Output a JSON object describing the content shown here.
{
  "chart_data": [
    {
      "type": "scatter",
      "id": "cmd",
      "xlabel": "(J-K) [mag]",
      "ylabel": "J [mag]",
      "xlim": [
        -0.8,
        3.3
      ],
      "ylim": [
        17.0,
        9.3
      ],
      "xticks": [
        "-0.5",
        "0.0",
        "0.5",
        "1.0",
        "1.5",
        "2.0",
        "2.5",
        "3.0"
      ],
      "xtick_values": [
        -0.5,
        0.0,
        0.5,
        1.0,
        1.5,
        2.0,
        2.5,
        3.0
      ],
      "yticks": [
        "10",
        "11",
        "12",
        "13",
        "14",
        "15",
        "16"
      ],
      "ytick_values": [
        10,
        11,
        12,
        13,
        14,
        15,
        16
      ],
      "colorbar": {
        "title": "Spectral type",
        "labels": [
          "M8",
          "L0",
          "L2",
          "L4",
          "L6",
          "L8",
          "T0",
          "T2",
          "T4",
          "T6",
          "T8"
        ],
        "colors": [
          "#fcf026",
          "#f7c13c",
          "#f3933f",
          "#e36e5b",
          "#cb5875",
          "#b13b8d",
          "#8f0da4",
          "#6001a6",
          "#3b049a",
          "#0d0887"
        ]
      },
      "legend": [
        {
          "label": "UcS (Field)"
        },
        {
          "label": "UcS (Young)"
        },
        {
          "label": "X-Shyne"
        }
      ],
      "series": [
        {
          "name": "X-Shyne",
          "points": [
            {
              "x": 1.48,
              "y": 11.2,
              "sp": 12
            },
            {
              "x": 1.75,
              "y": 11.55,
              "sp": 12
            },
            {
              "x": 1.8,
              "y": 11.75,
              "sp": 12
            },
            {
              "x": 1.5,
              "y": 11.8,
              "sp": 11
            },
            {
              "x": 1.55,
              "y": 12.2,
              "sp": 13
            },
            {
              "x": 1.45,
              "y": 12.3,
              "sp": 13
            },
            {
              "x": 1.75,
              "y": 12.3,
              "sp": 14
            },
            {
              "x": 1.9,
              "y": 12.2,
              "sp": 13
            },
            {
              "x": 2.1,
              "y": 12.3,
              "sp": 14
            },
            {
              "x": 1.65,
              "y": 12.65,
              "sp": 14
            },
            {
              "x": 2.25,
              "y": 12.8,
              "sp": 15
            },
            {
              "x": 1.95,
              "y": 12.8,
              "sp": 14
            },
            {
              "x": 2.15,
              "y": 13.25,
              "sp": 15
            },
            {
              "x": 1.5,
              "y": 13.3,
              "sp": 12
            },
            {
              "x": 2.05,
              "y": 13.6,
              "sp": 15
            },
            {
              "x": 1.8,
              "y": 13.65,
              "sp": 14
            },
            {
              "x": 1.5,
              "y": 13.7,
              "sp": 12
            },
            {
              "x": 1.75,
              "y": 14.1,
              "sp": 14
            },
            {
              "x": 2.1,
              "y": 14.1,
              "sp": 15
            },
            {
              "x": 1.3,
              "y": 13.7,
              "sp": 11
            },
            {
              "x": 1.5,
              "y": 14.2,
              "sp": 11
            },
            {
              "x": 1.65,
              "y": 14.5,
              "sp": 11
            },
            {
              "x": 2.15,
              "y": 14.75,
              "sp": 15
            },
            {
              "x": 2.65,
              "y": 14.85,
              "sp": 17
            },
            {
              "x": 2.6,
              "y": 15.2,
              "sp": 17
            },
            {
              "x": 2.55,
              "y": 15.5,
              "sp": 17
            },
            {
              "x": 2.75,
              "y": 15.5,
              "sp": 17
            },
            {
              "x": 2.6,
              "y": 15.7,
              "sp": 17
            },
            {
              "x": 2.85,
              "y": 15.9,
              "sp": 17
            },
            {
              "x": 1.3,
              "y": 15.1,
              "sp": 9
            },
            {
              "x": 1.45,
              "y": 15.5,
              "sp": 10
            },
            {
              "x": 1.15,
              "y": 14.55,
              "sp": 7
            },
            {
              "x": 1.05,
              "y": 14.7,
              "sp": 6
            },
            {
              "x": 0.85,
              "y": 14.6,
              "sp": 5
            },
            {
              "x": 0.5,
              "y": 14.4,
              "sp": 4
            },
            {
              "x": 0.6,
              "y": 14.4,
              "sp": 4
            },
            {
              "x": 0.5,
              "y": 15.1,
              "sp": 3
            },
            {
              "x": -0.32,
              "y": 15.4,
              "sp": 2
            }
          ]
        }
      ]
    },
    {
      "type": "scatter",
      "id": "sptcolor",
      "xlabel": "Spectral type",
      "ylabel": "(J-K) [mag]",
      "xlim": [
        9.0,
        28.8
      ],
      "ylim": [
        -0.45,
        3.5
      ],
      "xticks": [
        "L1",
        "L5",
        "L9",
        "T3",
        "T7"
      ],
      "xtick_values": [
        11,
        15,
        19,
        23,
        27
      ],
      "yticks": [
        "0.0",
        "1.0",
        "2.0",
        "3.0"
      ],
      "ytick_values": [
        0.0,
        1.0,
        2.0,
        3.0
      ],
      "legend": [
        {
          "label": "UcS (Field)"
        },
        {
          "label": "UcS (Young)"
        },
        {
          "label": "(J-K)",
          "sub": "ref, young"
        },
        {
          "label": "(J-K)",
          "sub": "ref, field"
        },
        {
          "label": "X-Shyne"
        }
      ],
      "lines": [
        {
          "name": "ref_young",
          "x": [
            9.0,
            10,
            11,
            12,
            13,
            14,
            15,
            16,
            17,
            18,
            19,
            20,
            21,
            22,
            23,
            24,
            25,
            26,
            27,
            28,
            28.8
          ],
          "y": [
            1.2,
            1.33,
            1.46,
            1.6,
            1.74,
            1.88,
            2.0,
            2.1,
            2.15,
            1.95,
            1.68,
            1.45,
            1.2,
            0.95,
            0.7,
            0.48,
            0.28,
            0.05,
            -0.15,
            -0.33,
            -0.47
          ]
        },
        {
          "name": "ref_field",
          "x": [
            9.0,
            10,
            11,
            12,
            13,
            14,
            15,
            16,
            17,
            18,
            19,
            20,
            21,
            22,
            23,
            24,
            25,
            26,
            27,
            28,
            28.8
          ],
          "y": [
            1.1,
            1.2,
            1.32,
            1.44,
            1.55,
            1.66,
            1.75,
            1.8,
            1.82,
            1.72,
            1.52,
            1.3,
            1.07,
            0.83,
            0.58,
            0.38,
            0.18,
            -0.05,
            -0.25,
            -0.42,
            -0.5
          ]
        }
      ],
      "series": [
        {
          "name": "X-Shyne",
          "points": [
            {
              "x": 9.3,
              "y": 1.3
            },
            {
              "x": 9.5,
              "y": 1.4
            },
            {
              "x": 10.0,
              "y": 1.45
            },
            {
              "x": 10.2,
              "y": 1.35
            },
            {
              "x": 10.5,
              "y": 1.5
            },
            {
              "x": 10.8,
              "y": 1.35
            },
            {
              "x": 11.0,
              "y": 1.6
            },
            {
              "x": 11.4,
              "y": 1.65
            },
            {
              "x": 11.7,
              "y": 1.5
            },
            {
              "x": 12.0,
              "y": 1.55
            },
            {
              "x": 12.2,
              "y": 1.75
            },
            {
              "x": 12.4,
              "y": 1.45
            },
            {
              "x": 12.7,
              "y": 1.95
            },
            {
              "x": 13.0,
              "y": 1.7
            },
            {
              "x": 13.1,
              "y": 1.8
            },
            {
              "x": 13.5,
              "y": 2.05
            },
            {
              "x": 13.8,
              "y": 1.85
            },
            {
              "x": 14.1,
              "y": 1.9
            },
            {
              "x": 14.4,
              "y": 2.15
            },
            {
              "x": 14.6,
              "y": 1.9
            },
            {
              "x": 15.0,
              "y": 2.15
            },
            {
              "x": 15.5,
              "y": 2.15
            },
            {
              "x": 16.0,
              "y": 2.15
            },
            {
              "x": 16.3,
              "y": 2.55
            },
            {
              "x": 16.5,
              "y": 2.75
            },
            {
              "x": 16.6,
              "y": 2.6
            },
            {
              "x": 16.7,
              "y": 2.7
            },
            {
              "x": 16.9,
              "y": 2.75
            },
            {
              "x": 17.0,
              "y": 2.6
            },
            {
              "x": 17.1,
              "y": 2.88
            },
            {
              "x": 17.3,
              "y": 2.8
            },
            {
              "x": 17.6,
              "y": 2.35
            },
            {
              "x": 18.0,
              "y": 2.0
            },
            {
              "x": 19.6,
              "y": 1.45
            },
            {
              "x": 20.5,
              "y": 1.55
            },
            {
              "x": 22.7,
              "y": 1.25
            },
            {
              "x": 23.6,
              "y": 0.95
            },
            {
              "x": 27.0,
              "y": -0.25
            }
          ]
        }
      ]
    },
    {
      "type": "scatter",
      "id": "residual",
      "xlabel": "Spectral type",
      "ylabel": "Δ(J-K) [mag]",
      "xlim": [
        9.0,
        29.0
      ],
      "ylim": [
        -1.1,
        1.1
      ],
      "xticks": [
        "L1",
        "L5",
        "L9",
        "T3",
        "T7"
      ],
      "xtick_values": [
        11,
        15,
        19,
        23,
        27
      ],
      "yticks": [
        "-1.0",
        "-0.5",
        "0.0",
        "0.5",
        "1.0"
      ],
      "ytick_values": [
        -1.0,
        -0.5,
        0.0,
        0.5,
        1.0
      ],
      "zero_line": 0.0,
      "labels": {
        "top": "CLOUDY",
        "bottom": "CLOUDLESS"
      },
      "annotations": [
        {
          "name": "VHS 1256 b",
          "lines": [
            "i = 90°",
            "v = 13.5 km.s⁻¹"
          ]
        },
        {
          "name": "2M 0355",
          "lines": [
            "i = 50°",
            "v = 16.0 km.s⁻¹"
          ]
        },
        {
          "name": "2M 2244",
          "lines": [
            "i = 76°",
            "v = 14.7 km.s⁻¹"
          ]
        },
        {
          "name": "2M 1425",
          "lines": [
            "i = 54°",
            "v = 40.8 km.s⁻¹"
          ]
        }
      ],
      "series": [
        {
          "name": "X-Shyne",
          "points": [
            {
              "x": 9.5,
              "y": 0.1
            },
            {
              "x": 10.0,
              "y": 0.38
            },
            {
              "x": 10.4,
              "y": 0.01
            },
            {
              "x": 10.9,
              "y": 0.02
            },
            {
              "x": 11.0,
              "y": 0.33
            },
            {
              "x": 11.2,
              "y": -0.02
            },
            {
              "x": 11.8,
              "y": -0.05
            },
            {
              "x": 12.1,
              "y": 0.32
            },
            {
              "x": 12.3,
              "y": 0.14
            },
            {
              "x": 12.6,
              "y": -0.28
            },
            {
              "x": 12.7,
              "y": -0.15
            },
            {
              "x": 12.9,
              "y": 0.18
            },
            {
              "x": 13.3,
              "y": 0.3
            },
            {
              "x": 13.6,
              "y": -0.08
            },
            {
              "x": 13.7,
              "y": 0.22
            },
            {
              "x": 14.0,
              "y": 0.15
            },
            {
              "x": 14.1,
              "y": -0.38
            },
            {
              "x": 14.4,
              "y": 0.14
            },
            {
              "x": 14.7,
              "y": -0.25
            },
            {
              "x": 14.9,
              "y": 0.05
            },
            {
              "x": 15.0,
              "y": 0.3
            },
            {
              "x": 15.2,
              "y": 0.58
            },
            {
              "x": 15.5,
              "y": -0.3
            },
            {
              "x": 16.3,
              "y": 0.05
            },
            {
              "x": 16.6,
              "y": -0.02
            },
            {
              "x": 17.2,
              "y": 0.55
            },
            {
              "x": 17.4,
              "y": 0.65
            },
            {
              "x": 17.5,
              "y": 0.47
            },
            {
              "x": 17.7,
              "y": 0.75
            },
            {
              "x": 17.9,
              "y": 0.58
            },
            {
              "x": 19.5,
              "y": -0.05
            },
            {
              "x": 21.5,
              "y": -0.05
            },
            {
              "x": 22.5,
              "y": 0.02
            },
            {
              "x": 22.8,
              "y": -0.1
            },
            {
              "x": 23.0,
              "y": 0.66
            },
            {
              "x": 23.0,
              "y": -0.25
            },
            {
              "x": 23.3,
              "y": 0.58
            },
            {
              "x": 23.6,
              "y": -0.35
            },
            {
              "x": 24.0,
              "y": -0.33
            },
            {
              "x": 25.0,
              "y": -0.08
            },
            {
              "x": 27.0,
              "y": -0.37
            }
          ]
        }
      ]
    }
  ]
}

WHAT TO WORK ON: Only lines with the string "ylabel" belong in your answer; copy each one.

ANSWER TO THE TASK:
      "ylabel": "J [mag]",
      "ylabel": "(J-K) [mag]",
      "ylabel": "Δ(J-K) [mag]",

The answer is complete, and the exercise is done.